EXCERTO DO TEXTO:
Polémica

Sindicato repudia insulto de Costa aos médicos e exige respeito

Sindicato repudia insulto de Costa aos médicos e exige respeito

O Sindicato Independente dos Médicos repudia o insulto do primeiro-ministro, que num vídeo que está a circular nas redes sociais chama "cobardes" aos médicos por causa do surto de Reguengos de Monsaraz.

"Lamentamos, reprovamos e repudiamos em absoluto as palavras de Vossa Excelência. Os médicos merecem e exigem respeito, muito mais partindo do chefe de Governo", pode ler-se no comunicado, publicado no site do Sindicato Independente dos Médicos (SIM).

Em causa está um pequeno vídeo, de sete segundos, divulgado nas redes sociais, que mostra António Costa numa conversa informal com os jornalistas do Expresso que o entrevistaram para a edição de sábado, chamando "cobardes" aos médicos envolvidos no caso do surto de covid-19 em Reguengos de Monsaraz.

O Expresso já repudiou, numa nota da Direção, a divulgação desse vídeo. "Os sete segundos do vídeo ilegal descontextualizam quer a entrevista, quer a conversa que o primeiro-ministro teve com o Expresso", refere a nota, acrescentando que o jornal "desencadeará, de imediato, os procedimentos internos e externos para apurar o que aconteceu e os responsáveis pelo sucedido".

No texto, com o título "Os médicos, esses gajos cobardes...segundo António Costa", o SIM diz que "os médicos do SNS [Serviço Nacional de Saúde] são médicos do SNS, não são médicos em lares, nem para protegerem as costas a amigos políticos seja de que cor forem".

Acrescenta que "a determinação da ARS Alentejo de alocar ao lar da Fundação Maria Inácia Vogado Perdigão Silva equipas de médicos do Agrupamento de Centros de Saúde Alentejo Central e do Hospital Espírito Santo de Évora estava ferida de ilegalidade face às convenções coletivas de trabalho".

O QUE SE PEDE:
1: Enumera todas as siglas escritas só em maiúsculas que aparecem na notícia sobre o insulto aos médicos.
2: Na notícia sobre o insulto aos médicos, quanto tempo dura o vídeo divulgado nas redes sociais?
3: Escreve a continuação da notícia sobre o insulto aos médicos a partir do ponto em que termina.
A listagem não é necessária para responder.

EXTRATO DE DADOS:
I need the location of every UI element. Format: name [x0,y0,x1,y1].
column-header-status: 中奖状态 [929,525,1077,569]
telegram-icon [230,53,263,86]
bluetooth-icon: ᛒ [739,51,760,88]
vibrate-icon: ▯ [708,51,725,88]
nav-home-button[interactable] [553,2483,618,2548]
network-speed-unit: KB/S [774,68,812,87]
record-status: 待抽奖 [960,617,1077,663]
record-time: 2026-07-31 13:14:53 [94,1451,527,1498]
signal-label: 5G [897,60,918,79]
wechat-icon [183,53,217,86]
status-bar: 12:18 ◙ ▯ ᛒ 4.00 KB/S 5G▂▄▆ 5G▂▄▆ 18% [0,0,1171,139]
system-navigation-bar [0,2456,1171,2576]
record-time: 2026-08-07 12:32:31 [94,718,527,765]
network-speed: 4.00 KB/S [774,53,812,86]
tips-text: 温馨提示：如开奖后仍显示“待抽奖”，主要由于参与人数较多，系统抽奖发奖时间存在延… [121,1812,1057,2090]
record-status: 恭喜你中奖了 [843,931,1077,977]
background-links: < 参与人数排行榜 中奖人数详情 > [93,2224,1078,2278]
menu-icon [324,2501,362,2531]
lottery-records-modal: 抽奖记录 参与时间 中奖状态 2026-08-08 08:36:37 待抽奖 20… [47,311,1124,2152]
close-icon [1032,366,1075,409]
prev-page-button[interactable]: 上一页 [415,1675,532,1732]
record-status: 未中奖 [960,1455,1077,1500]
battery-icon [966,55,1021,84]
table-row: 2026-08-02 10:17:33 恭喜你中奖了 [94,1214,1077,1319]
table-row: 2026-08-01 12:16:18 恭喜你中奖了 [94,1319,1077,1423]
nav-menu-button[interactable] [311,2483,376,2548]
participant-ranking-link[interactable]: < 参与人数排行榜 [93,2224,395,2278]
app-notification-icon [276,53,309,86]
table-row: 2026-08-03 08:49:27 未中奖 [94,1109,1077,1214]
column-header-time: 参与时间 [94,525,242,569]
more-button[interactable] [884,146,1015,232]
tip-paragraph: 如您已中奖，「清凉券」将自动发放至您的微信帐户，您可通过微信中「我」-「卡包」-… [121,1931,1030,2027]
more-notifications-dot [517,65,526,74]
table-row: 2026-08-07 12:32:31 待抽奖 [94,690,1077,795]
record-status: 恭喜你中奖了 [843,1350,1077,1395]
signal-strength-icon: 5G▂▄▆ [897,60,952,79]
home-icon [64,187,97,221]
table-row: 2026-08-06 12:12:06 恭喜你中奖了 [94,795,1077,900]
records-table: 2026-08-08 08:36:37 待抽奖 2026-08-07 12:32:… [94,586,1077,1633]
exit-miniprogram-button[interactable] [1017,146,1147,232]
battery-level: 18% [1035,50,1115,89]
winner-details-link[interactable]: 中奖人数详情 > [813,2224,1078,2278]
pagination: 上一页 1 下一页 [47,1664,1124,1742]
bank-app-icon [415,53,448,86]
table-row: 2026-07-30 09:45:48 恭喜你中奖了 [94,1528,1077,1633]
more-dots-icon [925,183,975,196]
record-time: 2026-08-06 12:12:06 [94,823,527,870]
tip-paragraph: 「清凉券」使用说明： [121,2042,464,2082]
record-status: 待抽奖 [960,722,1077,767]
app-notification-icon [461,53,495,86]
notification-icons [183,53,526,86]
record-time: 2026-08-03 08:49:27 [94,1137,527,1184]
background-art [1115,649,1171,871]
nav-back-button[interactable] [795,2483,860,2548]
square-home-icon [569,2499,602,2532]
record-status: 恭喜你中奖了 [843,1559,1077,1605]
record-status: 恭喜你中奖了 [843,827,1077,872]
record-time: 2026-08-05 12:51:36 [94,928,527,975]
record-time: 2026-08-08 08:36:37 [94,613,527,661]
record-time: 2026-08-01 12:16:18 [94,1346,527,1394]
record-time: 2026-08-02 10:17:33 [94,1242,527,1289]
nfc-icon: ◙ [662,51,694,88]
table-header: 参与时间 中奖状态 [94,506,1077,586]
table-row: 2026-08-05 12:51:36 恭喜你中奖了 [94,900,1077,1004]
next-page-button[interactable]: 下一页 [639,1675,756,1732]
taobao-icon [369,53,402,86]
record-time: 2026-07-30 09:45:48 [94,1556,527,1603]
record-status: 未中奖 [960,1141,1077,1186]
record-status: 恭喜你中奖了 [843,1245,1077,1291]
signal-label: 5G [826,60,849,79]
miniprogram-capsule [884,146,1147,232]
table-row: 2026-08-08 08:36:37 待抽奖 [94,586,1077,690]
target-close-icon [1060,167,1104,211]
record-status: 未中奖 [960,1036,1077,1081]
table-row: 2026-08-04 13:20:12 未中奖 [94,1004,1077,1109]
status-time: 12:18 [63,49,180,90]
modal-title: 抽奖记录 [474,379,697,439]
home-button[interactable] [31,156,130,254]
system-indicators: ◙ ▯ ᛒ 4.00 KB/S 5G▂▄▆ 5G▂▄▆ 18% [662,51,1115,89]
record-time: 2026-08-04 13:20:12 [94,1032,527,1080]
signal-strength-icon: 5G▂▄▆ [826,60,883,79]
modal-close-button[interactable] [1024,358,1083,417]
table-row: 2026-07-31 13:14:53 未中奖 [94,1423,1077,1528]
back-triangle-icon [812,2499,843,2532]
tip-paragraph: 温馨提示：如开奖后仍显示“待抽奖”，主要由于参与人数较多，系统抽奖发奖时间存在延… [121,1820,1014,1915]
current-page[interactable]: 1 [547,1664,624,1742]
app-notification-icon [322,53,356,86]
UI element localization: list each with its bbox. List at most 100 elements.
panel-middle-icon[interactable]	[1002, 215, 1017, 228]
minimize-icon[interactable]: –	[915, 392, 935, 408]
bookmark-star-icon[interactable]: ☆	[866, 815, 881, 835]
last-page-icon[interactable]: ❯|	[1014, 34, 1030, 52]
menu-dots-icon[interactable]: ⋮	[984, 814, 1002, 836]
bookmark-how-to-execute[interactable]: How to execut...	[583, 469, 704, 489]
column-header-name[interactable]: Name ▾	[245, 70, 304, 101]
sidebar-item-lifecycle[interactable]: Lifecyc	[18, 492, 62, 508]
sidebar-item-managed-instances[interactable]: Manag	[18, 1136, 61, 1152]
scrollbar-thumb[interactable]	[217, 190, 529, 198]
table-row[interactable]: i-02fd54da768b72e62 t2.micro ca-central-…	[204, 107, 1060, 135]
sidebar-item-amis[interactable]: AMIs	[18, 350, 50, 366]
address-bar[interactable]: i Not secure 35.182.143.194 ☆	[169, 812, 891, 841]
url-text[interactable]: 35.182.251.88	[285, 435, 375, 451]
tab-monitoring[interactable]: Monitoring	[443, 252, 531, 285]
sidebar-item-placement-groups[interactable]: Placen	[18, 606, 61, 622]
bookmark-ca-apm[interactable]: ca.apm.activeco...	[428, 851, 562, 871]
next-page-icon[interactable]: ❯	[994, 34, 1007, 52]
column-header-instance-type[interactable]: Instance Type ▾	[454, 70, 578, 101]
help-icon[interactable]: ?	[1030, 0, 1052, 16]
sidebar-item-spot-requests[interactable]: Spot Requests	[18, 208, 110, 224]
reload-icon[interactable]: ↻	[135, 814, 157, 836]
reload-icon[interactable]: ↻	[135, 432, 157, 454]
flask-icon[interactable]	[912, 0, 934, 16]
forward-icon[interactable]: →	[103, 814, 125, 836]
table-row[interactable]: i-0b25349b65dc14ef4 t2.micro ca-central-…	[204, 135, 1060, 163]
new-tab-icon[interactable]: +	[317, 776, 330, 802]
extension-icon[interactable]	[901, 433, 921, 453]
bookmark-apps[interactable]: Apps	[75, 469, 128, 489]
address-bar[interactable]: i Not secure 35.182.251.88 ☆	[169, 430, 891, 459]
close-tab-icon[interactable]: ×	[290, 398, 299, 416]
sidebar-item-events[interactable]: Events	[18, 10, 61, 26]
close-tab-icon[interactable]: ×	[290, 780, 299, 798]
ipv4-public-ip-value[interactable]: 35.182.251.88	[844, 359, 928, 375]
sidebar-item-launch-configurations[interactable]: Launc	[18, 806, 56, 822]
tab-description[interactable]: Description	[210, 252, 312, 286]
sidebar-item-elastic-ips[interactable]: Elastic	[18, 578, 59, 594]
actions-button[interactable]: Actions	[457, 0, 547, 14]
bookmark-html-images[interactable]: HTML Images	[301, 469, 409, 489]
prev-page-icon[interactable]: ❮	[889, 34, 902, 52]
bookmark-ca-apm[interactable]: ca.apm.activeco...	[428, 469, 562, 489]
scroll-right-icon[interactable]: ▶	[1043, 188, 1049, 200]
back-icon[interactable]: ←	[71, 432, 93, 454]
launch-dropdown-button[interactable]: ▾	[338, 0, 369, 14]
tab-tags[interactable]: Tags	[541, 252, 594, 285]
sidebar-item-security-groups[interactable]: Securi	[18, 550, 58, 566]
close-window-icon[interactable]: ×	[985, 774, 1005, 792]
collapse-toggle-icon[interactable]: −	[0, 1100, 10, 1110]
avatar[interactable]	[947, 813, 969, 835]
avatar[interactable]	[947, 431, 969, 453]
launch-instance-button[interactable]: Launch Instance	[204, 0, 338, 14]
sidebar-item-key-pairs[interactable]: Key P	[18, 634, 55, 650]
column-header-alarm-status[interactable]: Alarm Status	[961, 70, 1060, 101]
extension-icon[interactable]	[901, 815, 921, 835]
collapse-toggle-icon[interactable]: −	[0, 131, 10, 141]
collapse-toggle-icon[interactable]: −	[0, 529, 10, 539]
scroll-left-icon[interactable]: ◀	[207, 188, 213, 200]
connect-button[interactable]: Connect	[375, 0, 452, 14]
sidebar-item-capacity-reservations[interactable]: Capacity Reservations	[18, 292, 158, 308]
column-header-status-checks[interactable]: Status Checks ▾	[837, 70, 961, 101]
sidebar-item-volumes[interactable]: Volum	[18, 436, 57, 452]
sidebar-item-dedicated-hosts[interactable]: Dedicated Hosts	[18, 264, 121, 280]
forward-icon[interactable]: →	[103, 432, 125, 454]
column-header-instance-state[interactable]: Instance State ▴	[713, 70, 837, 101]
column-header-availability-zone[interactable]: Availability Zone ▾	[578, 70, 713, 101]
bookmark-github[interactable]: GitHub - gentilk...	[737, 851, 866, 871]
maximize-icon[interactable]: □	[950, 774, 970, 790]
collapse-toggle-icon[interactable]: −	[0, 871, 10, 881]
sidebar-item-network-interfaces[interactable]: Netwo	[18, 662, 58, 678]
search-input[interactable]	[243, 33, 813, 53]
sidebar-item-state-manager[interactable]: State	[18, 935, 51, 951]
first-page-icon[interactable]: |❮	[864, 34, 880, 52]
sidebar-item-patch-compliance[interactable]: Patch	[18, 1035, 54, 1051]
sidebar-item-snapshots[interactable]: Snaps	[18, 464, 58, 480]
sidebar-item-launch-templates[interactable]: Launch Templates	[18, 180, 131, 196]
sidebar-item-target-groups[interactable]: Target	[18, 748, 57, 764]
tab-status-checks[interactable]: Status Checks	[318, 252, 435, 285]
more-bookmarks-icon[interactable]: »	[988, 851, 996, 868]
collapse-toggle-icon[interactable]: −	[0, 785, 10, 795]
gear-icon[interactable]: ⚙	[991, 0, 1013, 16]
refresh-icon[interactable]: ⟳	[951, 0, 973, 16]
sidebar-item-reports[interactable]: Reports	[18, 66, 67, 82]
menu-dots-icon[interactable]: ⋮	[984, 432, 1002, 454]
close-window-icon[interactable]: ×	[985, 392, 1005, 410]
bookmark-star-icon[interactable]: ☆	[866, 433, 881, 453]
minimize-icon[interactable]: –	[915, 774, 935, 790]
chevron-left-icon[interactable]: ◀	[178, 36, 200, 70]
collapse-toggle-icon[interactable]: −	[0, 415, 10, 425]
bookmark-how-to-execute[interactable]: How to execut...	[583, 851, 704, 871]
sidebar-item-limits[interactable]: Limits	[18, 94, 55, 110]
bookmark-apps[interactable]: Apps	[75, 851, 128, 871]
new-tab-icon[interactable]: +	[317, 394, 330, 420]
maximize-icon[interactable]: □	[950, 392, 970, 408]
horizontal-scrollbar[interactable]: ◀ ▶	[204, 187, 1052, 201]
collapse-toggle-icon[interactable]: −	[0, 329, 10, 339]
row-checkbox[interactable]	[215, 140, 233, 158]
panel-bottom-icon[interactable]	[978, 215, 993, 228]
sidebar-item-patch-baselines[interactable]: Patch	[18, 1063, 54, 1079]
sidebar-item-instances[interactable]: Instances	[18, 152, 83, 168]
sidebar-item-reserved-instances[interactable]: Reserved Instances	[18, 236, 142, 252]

RESPOSTAS ESCRITAS:
1: SIM, SNS e ARS.

2: Sete segundos.

3:
"Ainda assim e apesar disso, médicos da Unidade de Saúde Familiar Remo deslocaram-se ao lar nos dias imediatamente seguintes ao diagnóstico do primeiro caso para a prestação de cuidados de saúde, apesar também das más condições de que dispunham e apesar dos poucos equipamentos de proteção individual de que dispunham, cedidos pela Unidade de Saúde Familiar, trabalhando 14 a 16 horas por dia", refere o comunicado do SIM.

O sindicato realça que alertou desde cedo "para as parcas condições sanitárias e a falta de segurança na realização dos atos médicos necessários" e que, por isso, sugeriu ao Governo, em 2 de julho 2020, a colaboração das Forças Armadas. E que "alertou para a necessidade de a Segurança Social exercer as suas competências e assumir as suas responsabilidades com os lares".

O comunicado refere ainda que "os doentes têm direito a cuidados de saúde de qualidade" e "os médicos têm direito a exigir condições técnicas de exercício para poderem cumprir com as 'legis artes', tendo direito também ao cumprimento da Lei por parte da entidade empregadora. E foi isso que acabaram por fazer quando viram que as gravíssimas condições dos utentes do lar se perpetuavam e agravavam".